-- START DATASET --

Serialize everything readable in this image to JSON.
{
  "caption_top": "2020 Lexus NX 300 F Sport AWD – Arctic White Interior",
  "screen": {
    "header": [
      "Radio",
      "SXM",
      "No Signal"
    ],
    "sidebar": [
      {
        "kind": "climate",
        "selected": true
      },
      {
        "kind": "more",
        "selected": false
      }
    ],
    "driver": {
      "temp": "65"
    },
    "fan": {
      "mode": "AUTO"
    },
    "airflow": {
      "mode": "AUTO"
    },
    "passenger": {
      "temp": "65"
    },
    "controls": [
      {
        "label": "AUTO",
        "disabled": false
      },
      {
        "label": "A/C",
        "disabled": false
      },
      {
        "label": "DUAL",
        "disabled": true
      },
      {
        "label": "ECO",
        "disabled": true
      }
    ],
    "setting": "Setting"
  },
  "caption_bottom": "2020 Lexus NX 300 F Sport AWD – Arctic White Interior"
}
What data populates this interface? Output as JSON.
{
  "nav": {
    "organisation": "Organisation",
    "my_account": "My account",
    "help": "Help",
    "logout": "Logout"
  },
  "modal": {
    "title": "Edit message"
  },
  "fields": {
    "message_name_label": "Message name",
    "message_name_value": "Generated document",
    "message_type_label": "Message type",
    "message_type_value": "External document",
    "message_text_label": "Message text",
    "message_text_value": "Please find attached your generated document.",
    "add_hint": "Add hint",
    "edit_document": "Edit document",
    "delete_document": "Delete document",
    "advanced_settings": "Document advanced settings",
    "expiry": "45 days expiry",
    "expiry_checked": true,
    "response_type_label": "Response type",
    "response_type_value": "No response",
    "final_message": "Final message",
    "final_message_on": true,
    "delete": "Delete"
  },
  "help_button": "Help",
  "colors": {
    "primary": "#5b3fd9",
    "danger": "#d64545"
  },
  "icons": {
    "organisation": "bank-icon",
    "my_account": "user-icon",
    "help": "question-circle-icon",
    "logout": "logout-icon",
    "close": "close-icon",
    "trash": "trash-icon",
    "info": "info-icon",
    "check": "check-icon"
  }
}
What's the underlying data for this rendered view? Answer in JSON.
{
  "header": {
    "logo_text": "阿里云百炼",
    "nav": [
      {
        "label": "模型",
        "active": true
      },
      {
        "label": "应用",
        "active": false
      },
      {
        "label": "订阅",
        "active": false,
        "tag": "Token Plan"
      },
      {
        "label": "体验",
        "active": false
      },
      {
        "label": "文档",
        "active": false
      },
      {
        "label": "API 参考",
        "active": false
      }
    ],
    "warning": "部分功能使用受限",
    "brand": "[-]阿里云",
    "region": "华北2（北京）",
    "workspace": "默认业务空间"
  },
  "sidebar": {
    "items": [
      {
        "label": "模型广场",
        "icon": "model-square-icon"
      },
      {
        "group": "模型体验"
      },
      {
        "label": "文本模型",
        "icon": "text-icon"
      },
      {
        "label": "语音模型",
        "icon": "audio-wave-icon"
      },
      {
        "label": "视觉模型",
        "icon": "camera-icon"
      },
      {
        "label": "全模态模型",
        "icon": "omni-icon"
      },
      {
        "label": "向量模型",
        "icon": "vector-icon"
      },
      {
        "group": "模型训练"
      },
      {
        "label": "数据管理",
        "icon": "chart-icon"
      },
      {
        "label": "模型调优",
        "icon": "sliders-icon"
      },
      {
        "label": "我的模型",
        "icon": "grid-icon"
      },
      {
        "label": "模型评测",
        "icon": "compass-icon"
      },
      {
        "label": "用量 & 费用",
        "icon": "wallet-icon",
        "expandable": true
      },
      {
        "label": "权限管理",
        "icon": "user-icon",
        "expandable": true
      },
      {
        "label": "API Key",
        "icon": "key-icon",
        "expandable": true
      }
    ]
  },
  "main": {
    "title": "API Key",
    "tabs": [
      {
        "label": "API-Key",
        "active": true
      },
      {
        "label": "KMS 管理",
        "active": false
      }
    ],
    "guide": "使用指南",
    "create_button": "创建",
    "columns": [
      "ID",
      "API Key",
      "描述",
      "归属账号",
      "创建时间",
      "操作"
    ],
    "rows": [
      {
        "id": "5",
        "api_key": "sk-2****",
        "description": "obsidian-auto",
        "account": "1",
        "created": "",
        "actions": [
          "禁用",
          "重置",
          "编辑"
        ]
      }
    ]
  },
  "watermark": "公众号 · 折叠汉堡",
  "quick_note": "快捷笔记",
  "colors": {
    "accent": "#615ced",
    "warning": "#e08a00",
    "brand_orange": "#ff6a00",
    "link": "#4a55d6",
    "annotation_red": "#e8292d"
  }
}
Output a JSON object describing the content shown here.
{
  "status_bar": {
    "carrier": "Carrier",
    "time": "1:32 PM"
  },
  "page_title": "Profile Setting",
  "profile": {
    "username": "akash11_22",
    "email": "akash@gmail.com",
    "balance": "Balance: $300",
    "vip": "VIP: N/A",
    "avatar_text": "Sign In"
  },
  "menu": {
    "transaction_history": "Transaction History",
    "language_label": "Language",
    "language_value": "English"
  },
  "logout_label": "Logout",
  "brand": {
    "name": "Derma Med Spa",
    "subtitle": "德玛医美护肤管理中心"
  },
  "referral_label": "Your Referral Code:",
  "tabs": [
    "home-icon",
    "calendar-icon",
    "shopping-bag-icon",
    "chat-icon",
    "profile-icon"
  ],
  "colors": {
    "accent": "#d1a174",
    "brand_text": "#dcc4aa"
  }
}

-- END DATASET --

EXERCISE PROMPT –
Could you quote the material above in full, exactly as it stands?

SOLUTION BELOW –
Serialize everything readable in this image to JSON.
{
  "caption_top": "2020 Lexus NX 300 F Sport AWD – Arctic White Interior",
  "screen": {
    "header": [
      "Radio",
      "SXM",
      "No Signal"
    ],
    "sidebar": [
      {
        "kind": "climate",
        "selected": true
      },
      {
        "kind": "more",
        "selected": false
      }
    ],
    "driver": {
      "temp": "65"
    },
    "fan": {
      "mode": "AUTO"
    },
    "airflow": {
      "mode": "AUTO"
    },
    "passenger": {
      "temp": "65"
    },
    "controls": [
      {
        "label": "AUTO",
        "disabled": false
      },
      {
        "label": "A/C",
        "disabled": false
      },
      {
        "label": "DUAL",
        "disabled": true
      },
      {
        "label": "ECO",
        "disabled": true
      }
    ],
    "setting": "Setting"
  },
  "caption_bottom": "2020 Lexus NX 300 F Sport AWD – Arctic White Interior"
}
What data populates this interface? Output as JSON.
{
  "nav": {
    "organisation": "Organisation",
    "my_account": "My account",
    "help": "Help",
    "logout": "Logout"
  },
  "modal": {
    "title": "Edit message"
  },
  "fields": {
    "message_name_label": "Message name",
    "message_name_value": "Generated document",
    "message_type_label": "Message type",
    "message_type_value": "External document",
    "message_text_label": "Message text",
    "message_text_value": "Please find attached your generated document.",
    "add_hint": "Add hint",
    "edit_document": "Edit document",
    "delete_document": "Delete document",
    "advanced_settings": "Document advanced settings",
    "expiry": "45 days expiry",
    "expiry_checked": true,
    "response_type_label": "Response type",
    "response_type_value": "No response",
    "final_message": "Final message",
    "final_message_on": true,
    "delete": "Delete"
  },
  "help_button": "Help",
  "colors": {
    "primary": "#5b3fd9",
    "danger": "#d64545"
  },
  "icons": {
    "organisation": "bank-icon",
    "my_account": "user-icon",
    "help": "question-circle-icon",
    "logout": "logout-icon",
    "close": "close-icon",
    "trash": "trash-icon",
    "info": "info-icon",
    "check": "check-icon"
  }
}
What's the underlying data for this rendered view? Answer in JSON.
{
  "header": {
    "logo_text": "阿里云百炼",
    "nav": [
      {
        "label": "模型",
        "active": true
      },
      {
        "label": "应用",
        "active": false
      },
      {
        "label": "订阅",
        "active": false,
        "tag": "Token Plan"
      },
      {
        "label": "体验",
        "active": false
      },
      {
        "label": "文档",
        "active": false
      },
      {
        "label": "API 参考",
        "active": false
      }
    ],
    "warning": "部分功能使用受限",
    "brand": "[-]阿里云",
    "region": "华北2（北京）",
    "workspace": "默认业务空间"
  },
  "sidebar": {
    "items": [
      {
        "label": "模型广场",
        "icon": "model-square-icon"
      },
      {
        "group": "模型体验"
      },
      {
        "label": "文本模型",
        "icon": "text-icon"
      },
      {
        "label": "语音模型",
        "icon": "audio-wave-icon"
      },
      {
        "label": "视觉模型",
        "icon": "camera-icon"
      },
      {
        "label": "全模态模型",
        "icon": "omni-icon"
      },
      {
        "label": "向量模型",
        "icon": "vector-icon"
      },
      {
        "group": "模型训练"
      },
      {
        "label": "数据管理",
        "icon": "chart-icon"
      },
      {
        "label": "模型调优",
        "icon": "sliders-icon"
      },
      {
        "label": "我的模型",
        "icon": "grid-icon"
      },
      {
        "label": "模型评测",
        "icon": "compass-icon"
      },
      {
        "label": "用量 & 费用",
        "icon": "wallet-icon",
        "expandable": true
      },
      {
        "label": "权限管理",
        "icon": "user-icon",
        "expandable": true
      },
      {
        "label": "API Key",
        "icon": "key-icon",
        "expandable": true
      }
    ]
  },
  "main": {
    "title": "API Key",
    "tabs": [
      {
        "label": "API-Key",
        "active": true
      },
      {
        "label": "KMS 管理",
        "active": false
      }
    ],
    "guide": "使用指南",
    "create_button": "创建",
    "columns": [
      "ID",
      "API Key",
      "描述",
      "归属账号",
      "创建时间",
      "操作"
    ],
    "rows": [
      {
        "id": "5",
        "api_key": "sk-2****",
        "description": "obsidian-auto",
        "account": "1",
        "created": "",
        "actions": [
          "禁用",
          "重置",
          "编辑"
        ]
      }
    ]
  },
  "watermark": "公众号 · 折叠汉堡",
  "quick_note": "快捷笔记",
  "colors": {
    "accent": "#615ced",
    "warning": "#e08a00",
    "brand_orange": "#ff6a00",
    "link": "#4a55d6",
    "annotation_red": "#e8292d"
  }
}
Output a JSON object describing the content shown here.
{
  "status_bar": {
    "carrier": "Carrier",
    "time": "1:32 PM"
  },
  "page_title": "Profile Setting",
  "profile": {
    "username": "akash11_22",
    "email": "akash@gmail.com",
    "balance": "Balance: $300",
    "vip": "VIP: N/A",
    "avatar_text": "Sign In"
  },
  "menu": {
    "transaction_history": "Transaction History",
    "language_label": "Language",
    "language_value": "English"
  },
  "logout_label": "Logout",
  "brand": {
    "name": "Derma Med Spa",
    "subtitle": "德玛医美护肤管理中心"
  },
  "referral_label": "Your Referral Code:",
  "tabs": [
    "home-icon",
    "calendar-icon",
    "shopping-bag-icon",
    "chat-icon",
    "profile-icon"
  ],
  "colors": {
    "accent": "#d1a174",
    "brand_text": "#dcc4aa"
  }
}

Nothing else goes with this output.